(Passage provided):
My Bloody Valentine’s tour of December 1991 was and remains a unique chapter in live music. Best remembered as an exercise in punishing volume, it is also famous for what has become known as the “holocaust”—an extended section during “You Made Me Realise” in which the sound first plunged like an elevator with a snapped cable, then maintained the same violently rumbling chord for nine or ten minutes on end. It was My Bloody Valentine’s favourite part of the show, often sending them into a trance…

The experience of hearing and watching the holocaust was laid out in detail by the US critic Mark Kemp in Options [sic] magazine when My Bloody Valentine took the show to America the following year. Kemp wrote: “After about thirty seconds, the adrenalin sets in; people are screaming and shaking their fists. After a minute, you wonder what’s going on. Strobe lights are going mad and you begin to feel the throb in your chest. After another minute, it’s total confusion. People’s faces take on a look of bewilderment. The noise starts hurting. The strobes start hurting. The noise continues. After three minutes, you begin to take deep breaths. Some people in the audience stoop down into the crowd and cover their ears and eyes. Anger takes over. A few people leave the room. After about four minutes, a calm takes over. The noise continues. After fives minutes, a feeling of utter peace takes over…

“Shields and Butcher would stare at faces in the front rows, monitoring the gradual changes. Shields was amused by the idea that the audience was afraid the ceiling was about to collapse. Danny Kelly observed that Shields’ right hand appeared to make the male masturbatory gesture as it stroked the holocaustal chord. And as a point of interest, when the concert was over Shields did not say good night. He said ‘goodbye.’”

(Work task A):
In the passage on My Bloody Valentine's December 1991 tour, during which song did the "holocaust" section take place?
(Work task B):
Recast the paragraph beginning "Shields and Butcher would stare at faces" from the passage on My Bloody Valentine's December 1991 tour as a bulleted list that keeps its main facts.
(Work task C):
Write the next paragraph of the passage on My Bloody Valentine's December 1991 tour, picking up after its final sentence.

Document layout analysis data
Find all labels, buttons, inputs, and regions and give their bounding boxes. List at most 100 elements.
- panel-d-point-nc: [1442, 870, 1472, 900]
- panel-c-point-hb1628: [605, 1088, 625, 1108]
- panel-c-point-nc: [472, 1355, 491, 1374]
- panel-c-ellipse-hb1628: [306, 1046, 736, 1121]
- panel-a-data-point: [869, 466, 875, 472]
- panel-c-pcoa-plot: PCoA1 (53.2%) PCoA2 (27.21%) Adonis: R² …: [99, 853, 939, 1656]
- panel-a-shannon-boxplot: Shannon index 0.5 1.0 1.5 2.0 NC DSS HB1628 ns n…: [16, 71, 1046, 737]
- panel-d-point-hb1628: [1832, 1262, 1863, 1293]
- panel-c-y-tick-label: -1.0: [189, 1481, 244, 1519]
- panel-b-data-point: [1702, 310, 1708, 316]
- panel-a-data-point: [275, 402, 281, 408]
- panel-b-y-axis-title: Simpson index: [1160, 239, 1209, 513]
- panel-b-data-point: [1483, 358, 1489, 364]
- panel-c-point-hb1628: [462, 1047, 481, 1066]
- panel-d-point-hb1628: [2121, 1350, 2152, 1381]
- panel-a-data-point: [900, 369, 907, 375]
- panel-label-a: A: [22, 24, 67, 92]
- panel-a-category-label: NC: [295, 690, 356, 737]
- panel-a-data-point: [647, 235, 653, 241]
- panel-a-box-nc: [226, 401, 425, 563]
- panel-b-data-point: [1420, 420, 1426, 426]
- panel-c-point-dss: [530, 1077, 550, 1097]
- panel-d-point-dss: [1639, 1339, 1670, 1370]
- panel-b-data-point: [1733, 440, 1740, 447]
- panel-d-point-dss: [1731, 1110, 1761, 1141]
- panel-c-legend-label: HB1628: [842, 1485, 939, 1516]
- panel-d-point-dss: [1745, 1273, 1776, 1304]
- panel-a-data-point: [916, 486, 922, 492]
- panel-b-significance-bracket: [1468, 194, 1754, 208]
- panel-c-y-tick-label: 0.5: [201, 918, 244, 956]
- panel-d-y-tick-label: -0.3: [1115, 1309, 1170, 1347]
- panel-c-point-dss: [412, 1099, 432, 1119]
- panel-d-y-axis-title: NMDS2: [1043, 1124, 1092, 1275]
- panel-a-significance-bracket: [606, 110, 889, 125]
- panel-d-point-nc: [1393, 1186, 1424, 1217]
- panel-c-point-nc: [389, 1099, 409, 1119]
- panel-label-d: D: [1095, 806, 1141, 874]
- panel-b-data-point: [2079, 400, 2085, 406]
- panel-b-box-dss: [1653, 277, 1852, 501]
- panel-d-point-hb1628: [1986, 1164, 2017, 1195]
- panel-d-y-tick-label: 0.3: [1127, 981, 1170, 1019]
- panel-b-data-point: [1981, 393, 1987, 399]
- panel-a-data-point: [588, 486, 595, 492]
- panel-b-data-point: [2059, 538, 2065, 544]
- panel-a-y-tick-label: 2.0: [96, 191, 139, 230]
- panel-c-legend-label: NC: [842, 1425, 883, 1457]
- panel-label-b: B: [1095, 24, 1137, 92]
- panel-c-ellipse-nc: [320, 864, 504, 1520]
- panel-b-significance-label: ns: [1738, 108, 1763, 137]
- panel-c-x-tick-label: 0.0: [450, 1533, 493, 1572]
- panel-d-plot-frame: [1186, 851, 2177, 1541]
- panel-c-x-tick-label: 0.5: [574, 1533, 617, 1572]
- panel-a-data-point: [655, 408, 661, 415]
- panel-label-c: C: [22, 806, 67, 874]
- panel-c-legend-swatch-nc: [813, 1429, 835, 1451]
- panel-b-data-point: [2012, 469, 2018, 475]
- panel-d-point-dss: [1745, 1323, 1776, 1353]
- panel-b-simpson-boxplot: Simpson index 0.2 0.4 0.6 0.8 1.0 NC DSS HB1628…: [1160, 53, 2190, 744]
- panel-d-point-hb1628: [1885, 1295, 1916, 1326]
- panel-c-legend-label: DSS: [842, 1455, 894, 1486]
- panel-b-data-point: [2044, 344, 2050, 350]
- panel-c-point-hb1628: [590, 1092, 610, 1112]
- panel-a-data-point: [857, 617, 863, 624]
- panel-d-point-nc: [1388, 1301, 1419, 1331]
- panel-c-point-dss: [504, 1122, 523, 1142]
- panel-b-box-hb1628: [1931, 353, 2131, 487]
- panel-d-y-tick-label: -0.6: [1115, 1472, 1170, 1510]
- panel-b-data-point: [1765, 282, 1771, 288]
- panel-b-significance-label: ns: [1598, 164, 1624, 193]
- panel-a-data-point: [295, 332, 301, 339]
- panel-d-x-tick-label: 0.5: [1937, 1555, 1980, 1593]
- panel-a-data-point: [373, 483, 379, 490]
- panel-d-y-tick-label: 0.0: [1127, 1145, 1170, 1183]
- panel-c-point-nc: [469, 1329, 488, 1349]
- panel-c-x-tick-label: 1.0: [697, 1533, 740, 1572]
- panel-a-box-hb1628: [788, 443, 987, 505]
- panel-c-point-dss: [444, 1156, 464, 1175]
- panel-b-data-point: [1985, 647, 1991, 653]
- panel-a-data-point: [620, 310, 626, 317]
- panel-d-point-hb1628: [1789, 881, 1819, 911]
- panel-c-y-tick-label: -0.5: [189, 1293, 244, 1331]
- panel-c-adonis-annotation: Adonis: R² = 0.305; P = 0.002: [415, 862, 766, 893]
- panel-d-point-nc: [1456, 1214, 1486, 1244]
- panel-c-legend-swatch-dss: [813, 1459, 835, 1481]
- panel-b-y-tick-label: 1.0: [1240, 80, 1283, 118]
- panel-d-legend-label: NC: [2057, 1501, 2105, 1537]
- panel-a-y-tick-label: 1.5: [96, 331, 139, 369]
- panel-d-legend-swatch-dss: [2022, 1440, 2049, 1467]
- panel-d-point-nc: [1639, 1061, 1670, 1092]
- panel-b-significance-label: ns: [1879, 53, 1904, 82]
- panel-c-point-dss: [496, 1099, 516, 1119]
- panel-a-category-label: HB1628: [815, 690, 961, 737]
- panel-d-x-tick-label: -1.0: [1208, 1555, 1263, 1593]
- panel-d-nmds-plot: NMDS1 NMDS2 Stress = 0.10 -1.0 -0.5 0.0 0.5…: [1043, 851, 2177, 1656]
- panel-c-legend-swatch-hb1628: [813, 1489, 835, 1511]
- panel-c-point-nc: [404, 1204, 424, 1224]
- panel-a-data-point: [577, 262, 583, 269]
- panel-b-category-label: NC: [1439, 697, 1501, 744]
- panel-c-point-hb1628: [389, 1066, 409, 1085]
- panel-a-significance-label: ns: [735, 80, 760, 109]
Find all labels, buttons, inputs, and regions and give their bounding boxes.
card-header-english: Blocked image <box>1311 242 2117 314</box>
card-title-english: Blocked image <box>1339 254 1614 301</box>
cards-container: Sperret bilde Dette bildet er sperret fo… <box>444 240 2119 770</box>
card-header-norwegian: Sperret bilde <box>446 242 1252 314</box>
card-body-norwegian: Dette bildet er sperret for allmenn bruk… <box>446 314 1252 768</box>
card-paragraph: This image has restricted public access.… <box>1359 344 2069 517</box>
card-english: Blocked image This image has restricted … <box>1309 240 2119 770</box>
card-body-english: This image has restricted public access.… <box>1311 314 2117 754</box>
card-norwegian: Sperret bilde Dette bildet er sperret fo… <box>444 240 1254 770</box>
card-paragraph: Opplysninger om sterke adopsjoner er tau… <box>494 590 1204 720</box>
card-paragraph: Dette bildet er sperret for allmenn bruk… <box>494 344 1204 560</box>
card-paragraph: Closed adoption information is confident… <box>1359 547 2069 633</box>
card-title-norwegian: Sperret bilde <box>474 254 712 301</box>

(Your response A):
It took place during "You Made Me Realise."

(Your response B):
- Shields and Butcher watched the faces in the front rows to follow their gradual changes.
- Shields was amused that the audience feared the ceiling was about to collapse.
- Danny Kelly observed that Shields' right hand, as it stroked the holocaustal chord, seemed to make the male masturbatory gesture.
- When the concert ended, Shields said "goodbye" rather than good night.

(Your response C):
Given that description, you might understand why some of us might have been looking forward to experiencing that ourselves. When MBV started playing the song, I turned to Jenny and said “This is it.” We turned our eyes to the stage, made sure our earplugs were correctly inserted and waited. The holocaust section started around 10:22 p.m., right when I snapped the first image here (use this link and this one for larger versions).Beginning of the Holocaust Some of the people standing on the floor, most of whom were standing still, had their hands raised in the air, almost as if to feel the air being moved by the amplifiers. But they didn’t need to do that from my perspective: my entire body and even my clothes were vibrating. The disco ball suspended from the ceiling was also moving back and forth as it was buffeted by sound waves from every direction. And the smoke and swirling lights added to the impression that we were experiencing something of wonder. Middle of the HolocaustAbout five minutes in, one of the men seated in front of us rose from his seat and left. The woman in front of him spent several minutes alternating between putting her head down and presumably imploring her companion to leave. Indeed, the area around us had been filled like a subway car or bus during rush hour when the holocaust started. By the time it was done, roughly two thirds of the people had departed.

Those of us who stayed (and had earplugs), however, were treated to more than fifteen minutes of noise and feedback that in the end were transcendentally beautiful. It was—and this is not hyperbole—the most amazing, life-altering thing I have ever seen and heard. As we discussed the show on the drive back to her place, Jenny described its impact as physiological and visceral. Indeed, the show as a whole—and especially the holocaust section—felt transformative and far exceeded any expectations I had going in. Unless MBV tour again in the future, I doubt that I’ll ever experience something so majestic ever again. But I will always cherish what transpired last night.